WORK REQUIRED: Repeat the listing in full, word for word.

Saved data entries:

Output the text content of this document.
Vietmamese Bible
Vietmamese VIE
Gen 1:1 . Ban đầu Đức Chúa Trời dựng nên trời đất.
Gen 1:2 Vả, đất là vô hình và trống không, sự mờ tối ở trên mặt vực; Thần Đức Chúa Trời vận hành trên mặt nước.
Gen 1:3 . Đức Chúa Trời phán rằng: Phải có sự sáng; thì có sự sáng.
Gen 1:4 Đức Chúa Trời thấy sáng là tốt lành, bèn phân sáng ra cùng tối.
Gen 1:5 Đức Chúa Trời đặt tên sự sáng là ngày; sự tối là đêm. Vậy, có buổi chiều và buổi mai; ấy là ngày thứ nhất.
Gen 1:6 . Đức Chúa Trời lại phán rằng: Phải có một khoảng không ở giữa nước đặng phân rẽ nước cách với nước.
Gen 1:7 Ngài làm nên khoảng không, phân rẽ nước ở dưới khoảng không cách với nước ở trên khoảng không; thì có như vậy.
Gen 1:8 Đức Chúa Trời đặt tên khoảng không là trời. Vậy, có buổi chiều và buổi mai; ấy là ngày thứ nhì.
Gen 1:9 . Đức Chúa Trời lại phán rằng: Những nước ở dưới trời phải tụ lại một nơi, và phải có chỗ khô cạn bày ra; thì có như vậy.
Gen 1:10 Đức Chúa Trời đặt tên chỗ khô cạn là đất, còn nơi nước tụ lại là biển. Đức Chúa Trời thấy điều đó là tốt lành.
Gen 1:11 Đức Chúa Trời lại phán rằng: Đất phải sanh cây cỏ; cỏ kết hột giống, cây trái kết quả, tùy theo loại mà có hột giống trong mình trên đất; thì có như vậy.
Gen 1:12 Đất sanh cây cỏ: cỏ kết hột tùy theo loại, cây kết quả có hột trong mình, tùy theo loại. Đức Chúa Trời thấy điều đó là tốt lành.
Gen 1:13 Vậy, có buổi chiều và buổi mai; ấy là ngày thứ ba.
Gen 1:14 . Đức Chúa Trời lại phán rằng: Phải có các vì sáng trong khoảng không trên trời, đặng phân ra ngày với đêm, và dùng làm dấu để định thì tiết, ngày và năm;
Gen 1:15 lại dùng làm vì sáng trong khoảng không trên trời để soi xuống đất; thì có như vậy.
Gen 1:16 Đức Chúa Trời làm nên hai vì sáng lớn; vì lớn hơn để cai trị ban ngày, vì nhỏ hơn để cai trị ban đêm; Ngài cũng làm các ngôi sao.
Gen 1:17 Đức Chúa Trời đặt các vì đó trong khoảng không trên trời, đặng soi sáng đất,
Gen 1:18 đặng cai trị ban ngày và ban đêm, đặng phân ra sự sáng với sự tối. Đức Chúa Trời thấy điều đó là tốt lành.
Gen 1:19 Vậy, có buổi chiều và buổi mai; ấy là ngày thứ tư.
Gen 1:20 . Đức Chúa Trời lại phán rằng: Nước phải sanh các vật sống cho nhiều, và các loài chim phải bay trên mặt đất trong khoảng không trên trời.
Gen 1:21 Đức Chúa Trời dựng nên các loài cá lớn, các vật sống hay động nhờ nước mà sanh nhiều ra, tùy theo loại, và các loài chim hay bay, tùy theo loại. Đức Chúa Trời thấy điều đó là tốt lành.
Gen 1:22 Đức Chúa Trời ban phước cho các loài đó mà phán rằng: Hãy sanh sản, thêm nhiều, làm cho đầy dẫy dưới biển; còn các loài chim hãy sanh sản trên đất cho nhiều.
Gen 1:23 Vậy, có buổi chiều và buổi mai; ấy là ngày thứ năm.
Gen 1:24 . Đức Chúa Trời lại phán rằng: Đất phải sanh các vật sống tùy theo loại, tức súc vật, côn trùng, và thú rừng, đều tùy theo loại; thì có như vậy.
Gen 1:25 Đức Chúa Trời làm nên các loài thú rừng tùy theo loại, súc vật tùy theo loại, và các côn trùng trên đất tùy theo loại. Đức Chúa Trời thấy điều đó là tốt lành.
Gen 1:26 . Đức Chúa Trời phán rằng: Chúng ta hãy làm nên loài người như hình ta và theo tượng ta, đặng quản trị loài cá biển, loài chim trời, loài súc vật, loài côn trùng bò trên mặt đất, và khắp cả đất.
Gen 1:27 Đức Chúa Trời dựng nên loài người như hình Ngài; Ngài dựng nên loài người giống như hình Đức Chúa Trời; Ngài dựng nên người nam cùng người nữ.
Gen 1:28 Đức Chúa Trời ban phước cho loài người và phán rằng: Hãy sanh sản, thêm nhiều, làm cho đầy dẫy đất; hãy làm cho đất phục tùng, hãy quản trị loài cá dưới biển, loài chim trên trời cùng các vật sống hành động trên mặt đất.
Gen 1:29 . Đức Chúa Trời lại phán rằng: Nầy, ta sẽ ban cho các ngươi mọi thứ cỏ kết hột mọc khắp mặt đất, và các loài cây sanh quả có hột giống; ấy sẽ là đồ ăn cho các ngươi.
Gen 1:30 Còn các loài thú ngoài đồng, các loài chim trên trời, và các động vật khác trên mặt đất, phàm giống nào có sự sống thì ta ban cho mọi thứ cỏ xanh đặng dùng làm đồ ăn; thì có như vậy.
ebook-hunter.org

EXPECTED ANSWER:
Output the text content of this document.
Vietmamese Bible
Vietmamese VIE
Gen 1:1 . Ban đầu Đức Chúa Trời dựng nên trời đất.
Gen 1:2 Vả, đất là vô hình và trống không, sự mờ tối ở trên mặt vực; Thần Đức Chúa Trời vận hành trên mặt nước.
Gen 1:3 . Đức Chúa Trời phán rằng: Phải có sự sáng; thì có sự sáng.
Gen 1:4 Đức Chúa Trời thấy sáng là tốt lành, bèn phân sáng ra cùng tối.
Gen 1:5 Đức Chúa Trời đặt tên sự sáng là ngày; sự tối là đêm. Vậy, có buổi chiều và buổi mai; ấy là ngày thứ nhất.
Gen 1:6 . Đức Chúa Trời lại phán rằng: Phải có một khoảng không ở giữa nước đặng phân rẽ nước cách với nước.
Gen 1:7 Ngài làm nên khoảng không, phân rẽ nước ở dưới khoảng không cách với nước ở trên khoảng không; thì có như vậy.
Gen 1:8 Đức Chúa Trời đặt tên khoảng không là trời. Vậy, có buổi chiều và buổi mai; ấy là ngày thứ nhì.
Gen 1:9 . Đức Chúa Trời lại phán rằng: Những nước ở dưới trời phải tụ lại một nơi, và phải có chỗ khô cạn bày ra; thì có như vậy.
Gen 1:10 Đức Chúa Trời đặt tên chỗ khô cạn là đất, còn nơi nước tụ lại là biển. Đức Chúa Trời thấy điều đó là tốt lành.
Gen 1:11 Đức Chúa Trời lại phán rằng: Đất phải sanh cây cỏ; cỏ kết hột giống, cây trái kết quả, tùy theo loại mà có hột giống trong mình trên đất; thì có như vậy.
Gen 1:12 Đất sanh cây cỏ: cỏ kết hột tùy theo loại, cây kết quả có hột trong mình, tùy theo loại. Đức Chúa Trời thấy điều đó là tốt lành.
Gen 1:13 Vậy, có buổi chiều và buổi mai; ấy là ngày thứ ba.
Gen 1:14 . Đức Chúa Trời lại phán rằng: Phải có các vì sáng trong khoảng không trên trời, đặng phân ra ngày với đêm, và dùng làm dấu để định thì tiết, ngày và năm;
Gen 1:15 lại dùng làm vì sáng trong khoảng không trên trời để soi xuống đất; thì có như vậy.
Gen 1:16 Đức Chúa Trời làm nên hai vì sáng lớn; vì lớn hơn để cai trị ban ngày, vì nhỏ hơn để cai trị ban đêm; Ngài cũng làm các ngôi sao.
Gen 1:17 Đức Chúa Trời đặt các vì đó trong khoảng không trên trời, đặng soi sáng đất,
Gen 1:18 đặng cai trị ban ngày và ban đêm, đặng phân ra sự sáng với sự tối. Đức Chúa Trời thấy điều đó là tốt lành.
Gen 1:19 Vậy, có buổi chiều và buổi mai; ấy là ngày thứ tư.
Gen 1:20 . Đức Chúa Trời lại phán rằng: Nước phải sanh các vật sống cho nhiều, và các loài chim phải bay trên mặt đất trong khoảng không trên trời.
Gen 1:21 Đức Chúa Trời dựng nên các loài cá lớn, các vật sống hay động nhờ nước mà sanh nhiều ra, tùy theo loại, và các loài chim hay bay, tùy theo loại. Đức Chúa Trời thấy điều đó là tốt lành.
Gen 1:22 Đức Chúa Trời ban phước cho các loài đó mà phán rằng: Hãy sanh sản, thêm nhiều, làm cho đầy dẫy dưới biển; còn các loài chim hãy sanh sản trên đất cho nhiều.
Gen 1:23 Vậy, có buổi chiều và buổi mai; ấy là ngày thứ năm.
Gen 1:24 . Đức Chúa Trời lại phán rằng: Đất phải sanh các vật sống tùy theo loại, tức súc vật, côn trùng, và thú rừng, đều tùy theo loại; thì có như vậy.
Gen 1:25 Đức Chúa Trời làm nên các loài thú rừng tùy theo loại, súc vật tùy theo loại, và các côn trùng trên đất tùy theo loại. Đức Chúa Trời thấy điều đó là tốt lành.
Gen 1:26 . Đức Chúa Trời phán rằng: Chúng ta hãy làm nên loài người như hình ta và theo tượng ta, đặng quản trị loài cá biển, loài chim trời, loài súc vật, loài côn trùng bò trên mặt đất, và khắp cả đất.
Gen 1:27 Đức Chúa Trời dựng nên loài người như hình Ngài; Ngài dựng nên loài người giống như hình Đức Chúa Trời; Ngài dựng nên người nam cùng người nữ.
Gen 1:28 Đức Chúa Trời ban phước cho loài người và phán rằng: Hãy sanh sản, thêm nhiều, làm cho đầy dẫy đất; hãy làm cho đất phục tùng, hãy quản trị loài cá dưới biển, loài chim trên trời cùng các vật sống hành động trên mặt đất.
Gen 1:29 . Đức Chúa Trời lại phán rằng: Nầy, ta sẽ ban cho các ngươi mọi thứ cỏ kết hột mọc khắp mặt đất, và các loài cây sanh quả có hột giống; ấy sẽ là đồ ăn cho các ngươi.
Gen 1:30 Còn các loài thú ngoài đồng, các loài chim trên trời, và các động vật khác trên mặt đất, phàm giống nào có sự sống thì ta ban cho mọi thứ cỏ xanh đặng dùng làm đồ ăn; thì có như vậy.
ebook-hunter.org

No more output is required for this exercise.